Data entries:
◇ ◇ ◇

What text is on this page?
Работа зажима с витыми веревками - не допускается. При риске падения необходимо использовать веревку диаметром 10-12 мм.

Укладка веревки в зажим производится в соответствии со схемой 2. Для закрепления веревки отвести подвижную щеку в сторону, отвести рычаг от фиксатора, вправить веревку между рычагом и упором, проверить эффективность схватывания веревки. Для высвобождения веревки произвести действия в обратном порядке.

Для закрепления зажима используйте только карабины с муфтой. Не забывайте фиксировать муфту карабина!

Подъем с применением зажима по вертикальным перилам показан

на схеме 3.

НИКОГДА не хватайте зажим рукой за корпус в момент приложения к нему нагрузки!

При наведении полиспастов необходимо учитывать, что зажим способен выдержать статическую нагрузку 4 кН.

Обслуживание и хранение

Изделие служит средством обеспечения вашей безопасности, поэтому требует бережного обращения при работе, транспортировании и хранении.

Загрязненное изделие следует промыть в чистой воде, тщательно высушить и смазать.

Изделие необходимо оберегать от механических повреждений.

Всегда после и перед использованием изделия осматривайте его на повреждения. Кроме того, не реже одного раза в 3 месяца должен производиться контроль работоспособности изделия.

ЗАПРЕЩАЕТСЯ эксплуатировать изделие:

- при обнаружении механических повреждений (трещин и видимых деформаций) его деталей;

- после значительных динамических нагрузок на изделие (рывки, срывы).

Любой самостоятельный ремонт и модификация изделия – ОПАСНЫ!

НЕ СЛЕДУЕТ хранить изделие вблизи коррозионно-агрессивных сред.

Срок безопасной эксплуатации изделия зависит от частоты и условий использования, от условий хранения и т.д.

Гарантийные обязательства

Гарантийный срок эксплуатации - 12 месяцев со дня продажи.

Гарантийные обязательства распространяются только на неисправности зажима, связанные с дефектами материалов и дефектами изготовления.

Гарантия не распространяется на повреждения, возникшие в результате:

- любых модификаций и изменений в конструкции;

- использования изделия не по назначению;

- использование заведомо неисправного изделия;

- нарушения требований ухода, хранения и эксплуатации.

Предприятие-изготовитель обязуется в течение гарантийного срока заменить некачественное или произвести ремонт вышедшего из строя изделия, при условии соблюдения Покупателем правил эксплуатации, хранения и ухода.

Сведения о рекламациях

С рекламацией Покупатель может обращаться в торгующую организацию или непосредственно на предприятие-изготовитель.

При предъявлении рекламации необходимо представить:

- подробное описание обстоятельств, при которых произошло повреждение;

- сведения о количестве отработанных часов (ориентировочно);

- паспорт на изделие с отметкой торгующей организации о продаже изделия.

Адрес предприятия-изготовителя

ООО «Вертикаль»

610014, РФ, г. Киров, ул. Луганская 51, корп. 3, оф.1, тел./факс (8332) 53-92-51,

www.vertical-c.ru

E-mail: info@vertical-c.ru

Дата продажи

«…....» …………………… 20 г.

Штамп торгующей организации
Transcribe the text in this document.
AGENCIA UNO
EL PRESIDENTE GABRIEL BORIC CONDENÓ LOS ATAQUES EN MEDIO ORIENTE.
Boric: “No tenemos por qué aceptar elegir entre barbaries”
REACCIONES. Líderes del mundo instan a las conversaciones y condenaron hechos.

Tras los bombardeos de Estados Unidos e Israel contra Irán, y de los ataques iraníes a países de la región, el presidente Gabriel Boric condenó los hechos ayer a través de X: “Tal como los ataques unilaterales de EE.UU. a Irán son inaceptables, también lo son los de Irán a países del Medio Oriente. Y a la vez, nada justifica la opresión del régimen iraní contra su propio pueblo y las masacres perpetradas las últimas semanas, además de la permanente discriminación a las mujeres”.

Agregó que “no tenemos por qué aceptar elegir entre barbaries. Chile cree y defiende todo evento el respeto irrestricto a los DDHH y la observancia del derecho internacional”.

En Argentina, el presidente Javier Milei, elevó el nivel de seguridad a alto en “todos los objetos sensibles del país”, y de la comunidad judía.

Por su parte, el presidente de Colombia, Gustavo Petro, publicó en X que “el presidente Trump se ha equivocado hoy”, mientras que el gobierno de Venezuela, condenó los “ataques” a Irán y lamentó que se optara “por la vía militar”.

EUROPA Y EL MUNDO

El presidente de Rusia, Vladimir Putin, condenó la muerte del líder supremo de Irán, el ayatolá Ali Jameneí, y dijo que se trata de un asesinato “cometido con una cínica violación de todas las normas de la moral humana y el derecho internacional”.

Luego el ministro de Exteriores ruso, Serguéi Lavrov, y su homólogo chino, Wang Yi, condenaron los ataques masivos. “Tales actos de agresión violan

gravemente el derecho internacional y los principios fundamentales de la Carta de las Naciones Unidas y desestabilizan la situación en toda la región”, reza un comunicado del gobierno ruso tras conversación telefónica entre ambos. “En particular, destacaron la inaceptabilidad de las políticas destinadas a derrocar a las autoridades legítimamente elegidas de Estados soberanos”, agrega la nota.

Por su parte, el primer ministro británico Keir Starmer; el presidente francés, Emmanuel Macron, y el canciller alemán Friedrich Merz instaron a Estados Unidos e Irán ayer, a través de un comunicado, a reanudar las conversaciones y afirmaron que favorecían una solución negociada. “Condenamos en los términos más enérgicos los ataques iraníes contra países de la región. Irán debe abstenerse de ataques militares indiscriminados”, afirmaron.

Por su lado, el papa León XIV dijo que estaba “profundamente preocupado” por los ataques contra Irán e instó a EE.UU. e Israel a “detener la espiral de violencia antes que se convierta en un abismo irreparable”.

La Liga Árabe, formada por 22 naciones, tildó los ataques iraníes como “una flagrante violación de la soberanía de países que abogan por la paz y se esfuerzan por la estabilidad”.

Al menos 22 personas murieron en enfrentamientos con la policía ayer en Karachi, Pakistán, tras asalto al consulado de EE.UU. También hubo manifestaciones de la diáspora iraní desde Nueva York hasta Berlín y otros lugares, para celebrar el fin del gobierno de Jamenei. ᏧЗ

◇ ◇ ◇

PROBLEM REQUIREMENTS: Wherever the word "закрепления" occurs in a line of the listing, copy that line.

EXERCISE SOLUTION:
Укладка веревки в зажим производится в соответствии со схемой 2. Для закрепления веревки отвести подвижную щеку в сторону, отвести рычаг от фиксатора, вправить веревку между рычагом и упором, проверить эффективность схватывания веревки. Для высвобождения веревки произвести действия в обратном порядке.
Для закрепления зажима используйте только карабины с муфтой. Не забывайте фиксировать муфту карабина!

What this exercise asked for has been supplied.